-- Begin Records to process --
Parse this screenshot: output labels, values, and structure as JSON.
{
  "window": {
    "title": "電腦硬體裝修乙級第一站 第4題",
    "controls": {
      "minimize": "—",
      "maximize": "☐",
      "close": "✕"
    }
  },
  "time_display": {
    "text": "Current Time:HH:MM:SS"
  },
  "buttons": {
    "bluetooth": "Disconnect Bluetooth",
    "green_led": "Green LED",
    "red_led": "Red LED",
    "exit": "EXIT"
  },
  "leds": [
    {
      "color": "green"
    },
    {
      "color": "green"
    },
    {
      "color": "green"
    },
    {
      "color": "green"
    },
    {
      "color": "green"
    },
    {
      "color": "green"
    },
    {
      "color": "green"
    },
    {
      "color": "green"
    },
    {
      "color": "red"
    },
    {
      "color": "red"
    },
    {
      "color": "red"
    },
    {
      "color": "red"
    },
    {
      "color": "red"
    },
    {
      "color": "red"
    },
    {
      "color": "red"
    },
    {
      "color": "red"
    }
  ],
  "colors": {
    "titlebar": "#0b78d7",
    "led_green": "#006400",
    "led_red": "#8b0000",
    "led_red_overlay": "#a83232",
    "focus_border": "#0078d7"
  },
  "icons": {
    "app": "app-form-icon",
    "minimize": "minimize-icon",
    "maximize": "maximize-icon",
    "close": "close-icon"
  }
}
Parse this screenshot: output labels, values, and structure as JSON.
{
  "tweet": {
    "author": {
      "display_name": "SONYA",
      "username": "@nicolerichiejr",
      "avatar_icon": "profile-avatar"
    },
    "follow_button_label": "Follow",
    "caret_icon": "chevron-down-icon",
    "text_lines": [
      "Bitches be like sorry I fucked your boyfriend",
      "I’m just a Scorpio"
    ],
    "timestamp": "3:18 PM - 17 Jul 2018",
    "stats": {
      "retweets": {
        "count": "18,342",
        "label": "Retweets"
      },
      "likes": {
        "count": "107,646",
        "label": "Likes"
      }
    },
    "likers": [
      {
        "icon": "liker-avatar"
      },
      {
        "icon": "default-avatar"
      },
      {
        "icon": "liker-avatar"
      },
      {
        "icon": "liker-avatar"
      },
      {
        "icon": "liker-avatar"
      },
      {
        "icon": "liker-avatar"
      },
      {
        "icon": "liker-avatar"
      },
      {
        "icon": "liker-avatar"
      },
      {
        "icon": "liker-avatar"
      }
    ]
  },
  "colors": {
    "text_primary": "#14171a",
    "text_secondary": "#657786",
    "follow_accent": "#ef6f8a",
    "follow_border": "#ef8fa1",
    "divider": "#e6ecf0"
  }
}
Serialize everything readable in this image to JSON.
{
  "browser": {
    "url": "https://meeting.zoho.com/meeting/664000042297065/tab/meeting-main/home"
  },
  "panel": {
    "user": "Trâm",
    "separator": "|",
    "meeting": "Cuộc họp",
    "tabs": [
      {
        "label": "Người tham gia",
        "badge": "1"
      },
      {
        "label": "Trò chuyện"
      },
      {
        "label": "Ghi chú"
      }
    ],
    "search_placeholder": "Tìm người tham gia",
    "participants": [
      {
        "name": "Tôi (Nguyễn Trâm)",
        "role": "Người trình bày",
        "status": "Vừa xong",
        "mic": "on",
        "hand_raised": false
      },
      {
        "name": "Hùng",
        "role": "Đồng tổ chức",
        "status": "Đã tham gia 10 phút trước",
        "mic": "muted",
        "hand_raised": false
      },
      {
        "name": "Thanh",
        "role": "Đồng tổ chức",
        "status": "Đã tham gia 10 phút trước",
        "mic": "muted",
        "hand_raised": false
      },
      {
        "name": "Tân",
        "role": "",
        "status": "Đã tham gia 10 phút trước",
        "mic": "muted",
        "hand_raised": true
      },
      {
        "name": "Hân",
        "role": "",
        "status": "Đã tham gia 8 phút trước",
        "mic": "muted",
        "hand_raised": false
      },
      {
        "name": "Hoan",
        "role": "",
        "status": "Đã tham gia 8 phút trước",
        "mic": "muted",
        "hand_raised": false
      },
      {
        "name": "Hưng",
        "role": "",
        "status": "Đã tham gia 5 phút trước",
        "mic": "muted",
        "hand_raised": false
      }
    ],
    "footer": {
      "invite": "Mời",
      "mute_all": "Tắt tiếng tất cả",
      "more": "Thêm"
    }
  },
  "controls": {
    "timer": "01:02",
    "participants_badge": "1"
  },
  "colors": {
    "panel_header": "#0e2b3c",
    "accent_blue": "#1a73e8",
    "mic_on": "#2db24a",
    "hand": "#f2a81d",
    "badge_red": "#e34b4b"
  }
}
-- End Records to process --
(Task goal) From the records above, extract every entry verbatim.

(Task response)
Parse this screenshot: output labels, values, and structure as JSON.
{
  "window": {
    "title": "電腦硬體裝修乙級第一站 第4題",
    "controls": {
      "minimize": "—",
      "maximize": "☐",
      "close": "✕"
    }
  },
  "time_display": {
    "text": "Current Time:HH:MM:SS"
  },
  "buttons": {
    "bluetooth": "Disconnect Bluetooth",
    "green_led": "Green LED",
    "red_led": "Red LED",
    "exit": "EXIT"
  },
  "leds": [
    {
      "color": "green"
    },
    {
      "color": "green"
    },
    {
      "color": "green"
    },
    {
      "color": "green"
    },
    {
      "color": "green"
    },
    {
      "color": "green"
    },
    {
      "color": "green"
    },
    {
      "color": "green"
    },
    {
      "color": "red"
    },
    {
      "color": "red"
    },
    {
      "color": "red"
    },
    {
      "color": "red"
    },
    {
      "color": "red"
    },
    {
      "color": "red"
    },
    {
      "color": "red"
    },
    {
      "color": "red"
    }
  ],
  "colors": {
    "titlebar": "#0b78d7",
    "led_green": "#006400",
    "led_red": "#8b0000",
    "led_red_overlay": "#a83232",
    "focus_border": "#0078d7"
  },
  "icons": {
    "app": "app-form-icon",
    "minimize": "minimize-icon",
    "maximize": "maximize-icon",
    "close": "close-icon"
  }
}
Parse this screenshot: output labels, values, and structure as JSON.
{
  "tweet": {
    "author": {
      "display_name": "SONYA",
      "username": "@nicolerichiejr",
      "avatar_icon": "profile-avatar"
    },
    "follow_button_label": "Follow",
    "caret_icon": "chevron-down-icon",
    "text_lines": [
      "Bitches be like sorry I fucked your boyfriend",
      "I’m just a Scorpio"
    ],
    "timestamp": "3:18 PM - 17 Jul 2018",
    "stats": {
      "retweets": {
        "count": "18,342",
        "label": "Retweets"
      },
      "likes": {
        "count": "107,646",
        "label": "Likes"
      }
    },
    "likers": [
      {
        "icon": "liker-avatar"
      },
      {
        "icon": "default-avatar"
      },
      {
        "icon": "liker-avatar"
      },
      {
        "icon": "liker-avatar"
      },
      {
        "icon": "liker-avatar"
      },
      {
        "icon": "liker-avatar"
      },
      {
        "icon": "liker-avatar"
      },
      {
        "icon": "liker-avatar"
      },
      {
        "icon": "liker-avatar"
      }
    ]
  },
  "colors": {
    "text_primary": "#14171a",
    "text_secondary": "#657786",
    "follow_accent": "#ef6f8a",
    "follow_border": "#ef8fa1",
    "divider": "#e6ecf0"
  }
}
Serialize everything readable in this image to JSON.
{
  "browser": {
    "url": "https://meeting.zoho.com/meeting/664000042297065/tab/meeting-main/home"
  },
  "panel": {
    "user": "Trâm",
    "separator": "|",
    "meeting": "Cuộc họp",
    "tabs": [
      {
        "label": "Người tham gia",
        "badge": "1"
      },
      {
        "label": "Trò chuyện"
      },
      {
        "label": "Ghi chú"
      }
    ],
    "search_placeholder": "Tìm người tham gia",
    "participants": [
      {
        "name": "Tôi (Nguyễn Trâm)",
        "role": "Người trình bày",
        "status": "Vừa xong",
        "mic": "on",
        "hand_raised": false
      },
      {
        "name": "Hùng",
        "role": "Đồng tổ chức",
        "status": "Đã tham gia 10 phút trước",
        "mic": "muted",
        "hand_raised": false
      },
      {
        "name": "Thanh",
        "role": "Đồng tổ chức",
        "status": "Đã tham gia 10 phút trước",
        "mic": "muted",
        "hand_raised": false
      },
      {
        "name": "Tân",
        "role": "",
        "status": "Đã tham gia 10 phút trước",
        "mic": "muted",
        "hand_raised": true
      },
      {
        "name": "Hân",
        "role": "",
        "status": "Đã tham gia 8 phút trước",
        "mic": "muted",
        "hand_raised": false
      },
      {
        "name": "Hoan",
        "role": "",
        "status": "Đã tham gia 8 phút trước",
        "mic": "muted",
        "hand_raised": false
      },
      {
        "name": "Hưng",
        "role": "",
        "status": "Đã tham gia 5 phút trước",
        "mic": "muted",
        "hand_raised": false
      }
    ],
    "footer": {
      "invite": "Mời",
      "mute_all": "Tắt tiếng tất cả",
      "more": "Thêm"
    }
  },
  "controls": {
    "timer": "01:02",
    "participants_badge": "1"
  },
  "colors": {
    "panel_header": "#0e2b3c",
    "accent_blue": "#1a73e8",
    "mic_on": "#2db24a",
    "hand": "#f2a81d",
    "badge_red": "#e34b4b"
  }
}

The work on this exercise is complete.